Dataset listings of figures:
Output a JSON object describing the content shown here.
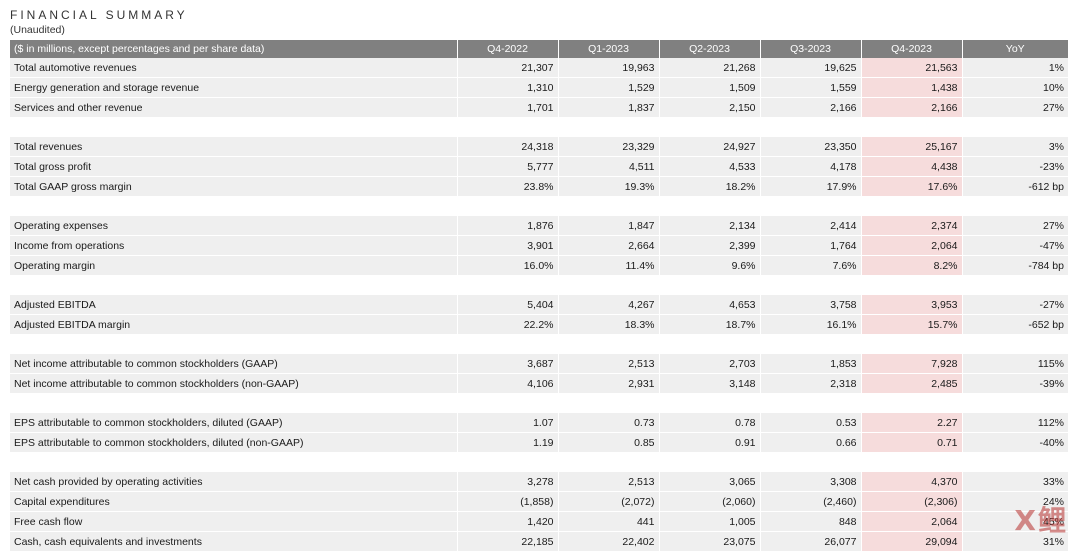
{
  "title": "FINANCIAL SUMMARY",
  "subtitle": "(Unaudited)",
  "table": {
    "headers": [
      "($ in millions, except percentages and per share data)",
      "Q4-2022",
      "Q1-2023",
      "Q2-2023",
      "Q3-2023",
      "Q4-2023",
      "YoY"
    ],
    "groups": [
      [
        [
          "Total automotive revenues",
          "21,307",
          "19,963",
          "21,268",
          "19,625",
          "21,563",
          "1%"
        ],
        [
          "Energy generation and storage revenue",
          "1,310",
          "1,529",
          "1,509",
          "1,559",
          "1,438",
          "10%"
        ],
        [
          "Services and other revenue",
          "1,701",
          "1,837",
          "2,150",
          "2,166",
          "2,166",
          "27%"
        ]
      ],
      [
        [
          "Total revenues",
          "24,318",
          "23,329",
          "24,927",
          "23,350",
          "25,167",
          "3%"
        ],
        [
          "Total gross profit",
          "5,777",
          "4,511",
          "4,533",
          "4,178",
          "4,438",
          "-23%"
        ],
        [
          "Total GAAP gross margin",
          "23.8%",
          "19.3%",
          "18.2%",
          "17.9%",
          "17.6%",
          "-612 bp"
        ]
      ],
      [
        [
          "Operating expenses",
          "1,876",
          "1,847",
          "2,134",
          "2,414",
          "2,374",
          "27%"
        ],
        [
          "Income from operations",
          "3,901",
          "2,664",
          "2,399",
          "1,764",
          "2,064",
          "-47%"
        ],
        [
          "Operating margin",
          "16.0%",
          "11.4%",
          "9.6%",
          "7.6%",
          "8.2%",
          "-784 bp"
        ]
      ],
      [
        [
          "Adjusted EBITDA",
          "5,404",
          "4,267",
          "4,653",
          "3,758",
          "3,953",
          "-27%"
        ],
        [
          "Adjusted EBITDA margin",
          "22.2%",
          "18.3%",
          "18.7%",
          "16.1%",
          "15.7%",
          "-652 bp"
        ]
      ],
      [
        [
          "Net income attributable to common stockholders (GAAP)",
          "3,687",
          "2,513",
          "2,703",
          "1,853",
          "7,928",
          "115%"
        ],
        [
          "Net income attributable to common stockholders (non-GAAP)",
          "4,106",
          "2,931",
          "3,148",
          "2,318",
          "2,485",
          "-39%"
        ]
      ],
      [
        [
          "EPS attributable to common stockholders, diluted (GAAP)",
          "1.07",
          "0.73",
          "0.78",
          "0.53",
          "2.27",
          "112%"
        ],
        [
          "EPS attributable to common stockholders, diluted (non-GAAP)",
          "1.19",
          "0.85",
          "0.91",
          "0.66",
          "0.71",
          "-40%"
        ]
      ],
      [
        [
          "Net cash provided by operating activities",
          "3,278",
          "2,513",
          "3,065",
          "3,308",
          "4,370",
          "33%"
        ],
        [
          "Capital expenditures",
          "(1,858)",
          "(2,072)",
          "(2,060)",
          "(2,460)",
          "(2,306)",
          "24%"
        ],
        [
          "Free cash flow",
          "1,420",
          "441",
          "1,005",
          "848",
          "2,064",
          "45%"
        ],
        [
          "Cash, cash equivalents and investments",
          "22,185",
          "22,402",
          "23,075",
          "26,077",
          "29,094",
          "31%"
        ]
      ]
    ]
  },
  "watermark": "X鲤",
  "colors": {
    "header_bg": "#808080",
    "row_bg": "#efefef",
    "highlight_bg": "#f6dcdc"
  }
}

Problem description: The data above needs to be retyped exactly, with the images left out.

Complete response:
Output a JSON object describing the content shown here.
{
  "title": "FINANCIAL SUMMARY",
  "subtitle": "(Unaudited)",
  "table": {
    "headers": [
      "($ in millions, except percentages and per share data)",
      "Q4-2022",
      "Q1-2023",
      "Q2-2023",
      "Q3-2023",
      "Q4-2023",
      "YoY"
    ],
    "groups": [
      [
        [
          "Total automotive revenues",
          "21,307",
          "19,963",
          "21,268",
          "19,625",
          "21,563",
          "1%"
        ],
        [
          "Energy generation and storage revenue",
          "1,310",
          "1,529",
          "1,509",
          "1,559",
          "1,438",
          "10%"
        ],
        [
          "Services and other revenue",
          "1,701",
          "1,837",
          "2,150",
          "2,166",
          "2,166",
          "27%"
        ]
      ],
      [
        [
          "Total revenues",
          "24,318",
          "23,329",
          "24,927",
          "23,350",
          "25,167",
          "3%"
        ],
        [
          "Total gross profit",
          "5,777",
          "4,511",
          "4,533",
          "4,178",
          "4,438",
          "-23%"
        ],
        [
          "Total GAAP gross margin",
          "23.8%",
          "19.3%",
          "18.2%",
          "17.9%",
          "17.6%",
          "-612 bp"
        ]
      ],
      [
        [
          "Operating expenses",
          "1,876",
          "1,847",
          "2,134",
          "2,414",
          "2,374",
          "27%"
        ],
        [
          "Income from operations",
          "3,901",
          "2,664",
          "2,399",
          "1,764",
          "2,064",
          "-47%"
        ],
        [
          "Operating margin",
          "16.0%",
          "11.4%",
          "9.6%",
          "7.6%",
          "8.2%",
          "-784 bp"
        ]
      ],
      [
        [
          "Adjusted EBITDA",
          "5,404",
          "4,267",
          "4,653",
          "3,758",
          "3,953",
          "-27%"
        ],
        [
          "Adjusted EBITDA margin",
          "22.2%",
          "18.3%",
          "18.7%",
          "16.1%",
          "15.7%",
          "-652 bp"
        ]
      ],
      [
        [
          "Net income attributable to common stockholders (GAAP)",
          "3,687",
          "2,513",
          "2,703",
          "1,853",
          "7,928",
          "115%"
        ],
        [
          "Net income attributable to common stockholders (non-GAAP)",
          "4,106",
          "2,931",
          "3,148",
          "2,318",
          "2,485",
          "-39%"
        ]
      ],
      [
        [
          "EPS attributable to common stockholders, diluted (GAAP)",
          "1.07",
          "0.73",
          "0.78",
          "0.53",
          "2.27",
          "112%"
        ],
        [
          "EPS attributable to common stockholders, diluted (non-GAAP)",
          "1.19",
          "0.85",
          "0.91",
          "0.66",
          "0.71",
          "-40%"
        ]
      ],
      [
        [
          "Net cash provided by operating activities",
          "3,278",
          "2,513",
          "3,065",
          "3,308",
          "4,370",
          "33%"
        ],
        [
          "Capital expenditures",
          "(1,858)",
          "(2,072)",
          "(2,060)",
          "(2,460)",
          "(2,306)",
          "24%"
        ],
        [
          "Free cash flow",
          "1,420",
          "441",
          "1,005",
          "848",
          "2,064",
          "45%"
        ],
        [
          "Cash, cash equivalents and investments",
          "22,185",
          "22,402",
          "23,075",
          "26,077",
          "29,094",
          "31%"
        ]
      ]
    ]
  },
  "watermark": "X鲤",
  "colors": {
    "header_bg": "#808080",
    "row_bg": "#efefef",
    "highlight_bg": "#f6dcdc"
  }
}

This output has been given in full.